## What to do
Copy the listing below word for word, starting at the line with "Patent image size: (816, 297)." and continuing up to and including the line with "The fuel supply control valve 3 is at".

## Dataset excerpts
# # # #

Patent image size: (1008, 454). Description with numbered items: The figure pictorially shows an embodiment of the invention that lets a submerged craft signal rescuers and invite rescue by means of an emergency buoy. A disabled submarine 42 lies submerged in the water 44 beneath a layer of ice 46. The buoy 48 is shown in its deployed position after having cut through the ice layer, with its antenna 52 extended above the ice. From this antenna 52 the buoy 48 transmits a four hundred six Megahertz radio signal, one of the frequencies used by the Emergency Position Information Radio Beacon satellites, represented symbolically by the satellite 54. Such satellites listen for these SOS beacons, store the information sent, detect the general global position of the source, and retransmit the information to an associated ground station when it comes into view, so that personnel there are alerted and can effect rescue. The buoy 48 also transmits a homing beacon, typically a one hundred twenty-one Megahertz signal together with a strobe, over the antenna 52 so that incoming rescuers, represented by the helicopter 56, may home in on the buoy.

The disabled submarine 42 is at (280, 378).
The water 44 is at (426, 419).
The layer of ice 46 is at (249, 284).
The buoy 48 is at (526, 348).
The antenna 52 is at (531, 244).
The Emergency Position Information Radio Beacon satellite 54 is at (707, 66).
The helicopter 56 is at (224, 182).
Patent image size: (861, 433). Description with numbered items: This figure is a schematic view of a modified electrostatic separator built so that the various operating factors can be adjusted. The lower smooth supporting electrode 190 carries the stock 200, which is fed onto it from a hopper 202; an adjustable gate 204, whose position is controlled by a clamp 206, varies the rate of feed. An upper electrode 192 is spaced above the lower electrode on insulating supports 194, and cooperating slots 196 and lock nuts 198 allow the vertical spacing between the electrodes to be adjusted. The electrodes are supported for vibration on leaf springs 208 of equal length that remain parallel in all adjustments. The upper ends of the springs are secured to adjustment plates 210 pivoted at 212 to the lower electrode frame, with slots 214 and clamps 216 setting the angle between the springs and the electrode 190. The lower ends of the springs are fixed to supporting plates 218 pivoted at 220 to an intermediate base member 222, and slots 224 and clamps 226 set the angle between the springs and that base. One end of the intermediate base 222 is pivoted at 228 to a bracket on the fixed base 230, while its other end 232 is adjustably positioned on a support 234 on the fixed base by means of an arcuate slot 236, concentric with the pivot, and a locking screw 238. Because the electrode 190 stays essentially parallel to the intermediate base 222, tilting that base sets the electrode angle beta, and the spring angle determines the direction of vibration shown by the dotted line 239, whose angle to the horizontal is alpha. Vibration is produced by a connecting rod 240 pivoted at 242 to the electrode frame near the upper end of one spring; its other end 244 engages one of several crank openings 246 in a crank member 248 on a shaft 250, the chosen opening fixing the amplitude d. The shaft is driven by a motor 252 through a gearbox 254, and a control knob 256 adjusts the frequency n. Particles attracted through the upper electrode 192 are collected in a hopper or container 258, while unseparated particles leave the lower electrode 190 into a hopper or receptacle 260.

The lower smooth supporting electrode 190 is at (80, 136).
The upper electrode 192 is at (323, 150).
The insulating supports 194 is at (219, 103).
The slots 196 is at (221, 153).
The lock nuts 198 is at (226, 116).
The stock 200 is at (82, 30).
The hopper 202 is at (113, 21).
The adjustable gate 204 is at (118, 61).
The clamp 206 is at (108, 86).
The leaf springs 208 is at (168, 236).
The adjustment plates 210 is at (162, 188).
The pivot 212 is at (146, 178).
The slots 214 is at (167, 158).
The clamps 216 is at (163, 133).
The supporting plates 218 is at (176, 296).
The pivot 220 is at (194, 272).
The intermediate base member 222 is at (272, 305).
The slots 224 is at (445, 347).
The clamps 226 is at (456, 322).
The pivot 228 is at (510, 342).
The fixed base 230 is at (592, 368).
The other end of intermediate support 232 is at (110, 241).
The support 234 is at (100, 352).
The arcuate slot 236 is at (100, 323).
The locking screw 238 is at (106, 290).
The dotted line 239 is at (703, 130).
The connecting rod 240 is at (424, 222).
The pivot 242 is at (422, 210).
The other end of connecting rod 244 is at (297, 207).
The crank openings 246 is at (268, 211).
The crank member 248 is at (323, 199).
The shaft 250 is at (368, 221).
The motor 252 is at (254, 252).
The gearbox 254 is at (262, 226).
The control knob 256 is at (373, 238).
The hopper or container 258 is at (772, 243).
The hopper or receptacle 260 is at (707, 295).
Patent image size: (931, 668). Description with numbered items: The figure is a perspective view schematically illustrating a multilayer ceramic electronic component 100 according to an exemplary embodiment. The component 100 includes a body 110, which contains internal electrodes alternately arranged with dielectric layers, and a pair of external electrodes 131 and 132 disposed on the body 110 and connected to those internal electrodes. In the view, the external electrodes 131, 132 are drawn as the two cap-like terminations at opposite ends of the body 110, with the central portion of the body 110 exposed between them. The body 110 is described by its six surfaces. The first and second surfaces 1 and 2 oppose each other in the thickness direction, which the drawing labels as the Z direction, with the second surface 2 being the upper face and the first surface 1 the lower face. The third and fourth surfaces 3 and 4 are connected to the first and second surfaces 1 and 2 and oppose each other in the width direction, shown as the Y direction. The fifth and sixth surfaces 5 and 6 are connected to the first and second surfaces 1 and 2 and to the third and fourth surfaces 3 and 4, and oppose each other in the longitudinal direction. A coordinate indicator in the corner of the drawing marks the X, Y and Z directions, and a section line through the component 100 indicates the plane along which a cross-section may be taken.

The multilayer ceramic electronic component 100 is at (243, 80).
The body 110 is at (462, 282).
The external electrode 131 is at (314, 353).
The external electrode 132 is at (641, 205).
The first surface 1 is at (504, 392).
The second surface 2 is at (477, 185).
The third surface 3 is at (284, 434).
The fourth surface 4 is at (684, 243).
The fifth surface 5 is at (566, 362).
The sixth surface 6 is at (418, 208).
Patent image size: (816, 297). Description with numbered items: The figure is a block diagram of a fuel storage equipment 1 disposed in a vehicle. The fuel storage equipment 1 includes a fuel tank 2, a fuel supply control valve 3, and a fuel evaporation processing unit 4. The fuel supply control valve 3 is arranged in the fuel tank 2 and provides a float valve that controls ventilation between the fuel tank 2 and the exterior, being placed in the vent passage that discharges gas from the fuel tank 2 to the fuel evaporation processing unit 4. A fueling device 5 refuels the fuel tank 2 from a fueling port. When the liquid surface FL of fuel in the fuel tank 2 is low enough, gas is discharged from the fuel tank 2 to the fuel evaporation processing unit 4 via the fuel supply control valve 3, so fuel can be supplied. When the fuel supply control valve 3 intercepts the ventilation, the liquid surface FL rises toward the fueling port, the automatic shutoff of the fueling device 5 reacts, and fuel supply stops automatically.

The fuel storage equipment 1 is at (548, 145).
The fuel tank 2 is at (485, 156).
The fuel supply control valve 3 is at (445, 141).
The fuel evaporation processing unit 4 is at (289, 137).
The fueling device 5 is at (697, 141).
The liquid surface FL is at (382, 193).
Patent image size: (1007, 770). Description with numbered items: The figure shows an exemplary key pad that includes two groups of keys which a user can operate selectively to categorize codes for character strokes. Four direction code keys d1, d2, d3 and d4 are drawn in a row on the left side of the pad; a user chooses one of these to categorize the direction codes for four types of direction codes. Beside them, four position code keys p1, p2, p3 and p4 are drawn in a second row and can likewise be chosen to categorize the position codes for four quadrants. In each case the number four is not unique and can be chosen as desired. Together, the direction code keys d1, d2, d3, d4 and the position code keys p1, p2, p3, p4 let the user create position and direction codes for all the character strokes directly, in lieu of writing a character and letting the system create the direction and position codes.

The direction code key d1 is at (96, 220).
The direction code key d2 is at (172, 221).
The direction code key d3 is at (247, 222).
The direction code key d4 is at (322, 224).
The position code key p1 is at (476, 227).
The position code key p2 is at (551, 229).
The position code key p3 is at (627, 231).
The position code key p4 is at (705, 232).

# # # #

## Exercise answer
Patent image size: (816, 297). Description with numbered items: The figure is a block diagram of a fuel storage equipment 1 disposed in a vehicle. The fuel storage equipment 1 includes a fuel tank 2, a fuel supply control valve 3, and a fuel evaporation processing unit 4. The fuel supply control valve 3 is arranged in the fuel tank 2 and provides a float valve that controls ventilation between the fuel tank 2 and the exterior, being placed in the vent passage that discharges gas from the fuel tank 2 to the fuel evaporation processing unit 4. A fueling device 5 refuels the fuel tank 2 from a fueling port. When the liquid surface FL of fuel in the fuel tank 2 is low enough, gas is discharged from the fuel tank 2 to the fuel evaporation processing unit 4 via the fuel supply control valve 3, so fuel can be supplied. When the fuel supply control valve 3 intercepts the ventilation, the liquid surface FL rises toward the fueling port, the automatic shutoff of the fueling device 5 reacts, and fuel supply stops automatically.

The fuel storage equipment 1 is at (548, 145).
The fuel tank 2 is at (485, 156).
The fuel supply control valve 3 is at (445, 141).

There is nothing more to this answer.